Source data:

= = = = = = =

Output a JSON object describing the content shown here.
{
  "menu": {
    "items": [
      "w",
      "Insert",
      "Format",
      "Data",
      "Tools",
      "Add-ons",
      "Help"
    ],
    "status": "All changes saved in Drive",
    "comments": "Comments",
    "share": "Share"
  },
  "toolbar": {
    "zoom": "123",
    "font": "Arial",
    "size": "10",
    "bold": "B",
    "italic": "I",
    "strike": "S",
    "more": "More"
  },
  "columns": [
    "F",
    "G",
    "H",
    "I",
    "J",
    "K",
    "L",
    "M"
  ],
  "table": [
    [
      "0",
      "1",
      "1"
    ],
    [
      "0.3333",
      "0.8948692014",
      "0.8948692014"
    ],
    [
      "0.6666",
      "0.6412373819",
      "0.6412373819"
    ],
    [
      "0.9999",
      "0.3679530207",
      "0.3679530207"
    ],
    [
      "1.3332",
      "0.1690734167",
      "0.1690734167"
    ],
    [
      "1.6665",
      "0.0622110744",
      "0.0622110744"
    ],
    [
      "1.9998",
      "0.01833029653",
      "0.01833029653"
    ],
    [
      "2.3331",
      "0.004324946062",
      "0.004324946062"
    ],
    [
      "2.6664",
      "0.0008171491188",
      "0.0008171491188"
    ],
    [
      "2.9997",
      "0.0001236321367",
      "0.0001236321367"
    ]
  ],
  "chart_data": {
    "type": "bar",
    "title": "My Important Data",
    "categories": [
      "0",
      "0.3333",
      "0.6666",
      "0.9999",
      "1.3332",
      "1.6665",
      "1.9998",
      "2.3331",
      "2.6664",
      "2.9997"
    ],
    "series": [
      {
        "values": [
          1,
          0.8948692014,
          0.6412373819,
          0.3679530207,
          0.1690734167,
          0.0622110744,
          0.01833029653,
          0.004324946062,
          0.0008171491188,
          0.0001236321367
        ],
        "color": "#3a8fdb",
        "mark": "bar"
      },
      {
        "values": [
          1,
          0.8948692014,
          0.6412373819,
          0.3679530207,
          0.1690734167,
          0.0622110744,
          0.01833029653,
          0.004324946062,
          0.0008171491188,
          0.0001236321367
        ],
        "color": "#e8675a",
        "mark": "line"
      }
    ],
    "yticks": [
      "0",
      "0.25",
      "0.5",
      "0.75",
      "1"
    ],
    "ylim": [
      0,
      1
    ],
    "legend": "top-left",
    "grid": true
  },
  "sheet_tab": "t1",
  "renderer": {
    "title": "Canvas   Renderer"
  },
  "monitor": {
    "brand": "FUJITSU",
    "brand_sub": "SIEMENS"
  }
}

= = = = = = =

WRITTEN REQUEST: Copy all the records above precisely.

THE COMPLETED TASK:
Output a JSON object describing the content shown here.
{
  "menu": {
    "items": [
      "w",
      "Insert",
      "Format",
      "Data",
      "Tools",
      "Add-ons",
      "Help"
    ],
    "status": "All changes saved in Drive",
    "comments": "Comments",
    "share": "Share"
  },
  "toolbar": {
    "zoom": "123",
    "font": "Arial",
    "size": "10",
    "bold": "B",
    "italic": "I",
    "strike": "S",
    "more": "More"
  },
  "columns": [
    "F",
    "G",
    "H",
    "I",
    "J",
    "K",
    "L",
    "M"
  ],
  "table": [
    [
      "0",
      "1",
      "1"
    ],
    [
      "0.3333",
      "0.8948692014",
      "0.8948692014"
    ],
    [
      "0.6666",
      "0.6412373819",
      "0.6412373819"
    ],
    [
      "0.9999",
      "0.3679530207",
      "0.3679530207"
    ],
    [
      "1.3332",
      "0.1690734167",
      "0.1690734167"
    ],
    [
      "1.6665",
      "0.0622110744",
      "0.0622110744"
    ],
    [
      "1.9998",
      "0.01833029653",
      "0.01833029653"
    ],
    [
      "2.3331",
      "0.004324946062",
      "0.004324946062"
    ],
    [
      "2.6664",
      "0.0008171491188",
      "0.0008171491188"
    ],
    [
      "2.9997",
      "0.0001236321367",
      "0.0001236321367"
    ]
  ],
  "chart_data": {
    "type": "bar",
    "title": "My Important Data",
    "categories": [
      "0",
      "0.3333",
      "0.6666",
      "0.9999",
      "1.3332",
      "1.6665",
      "1.9998",
      "2.3331",
      "2.6664",
      "2.9997"
    ],
    "series": [
      {
        "values": [
          1,
          0.8948692014,
          0.6412373819,
          0.3679530207,
          0.1690734167,
          0.0622110744,
          0.01833029653,
          0.004324946062,
          0.0008171491188,
          0.0001236321367
        ],
        "color": "#3a8fdb",
        "mark": "bar"
      },
      {
        "values": [
          1,
          0.8948692014,
          0.6412373819,
          0.3679530207,
          0.1690734167,
          0.0622110744,
          0.01833029653,
          0.004324946062,
          0.0008171491188,
          0.0001236321367
        ],
        "color": "#e8675a",
        "mark": "line"
      }
    ],
    "yticks": [
      "0",
      "0.25",
      "0.5",
      "0.75",
      "1"
    ],
    "ylim": [
      0,
      1
    ],
    "legend": "top-left",
    "grid": true
  },
  "sheet_tab": "t1",
  "renderer": {
    "title": "Canvas   Renderer"
  },
  "monitor": {
    "brand": "FUJITSU",
    "brand_sub": "SIEMENS"
  }
}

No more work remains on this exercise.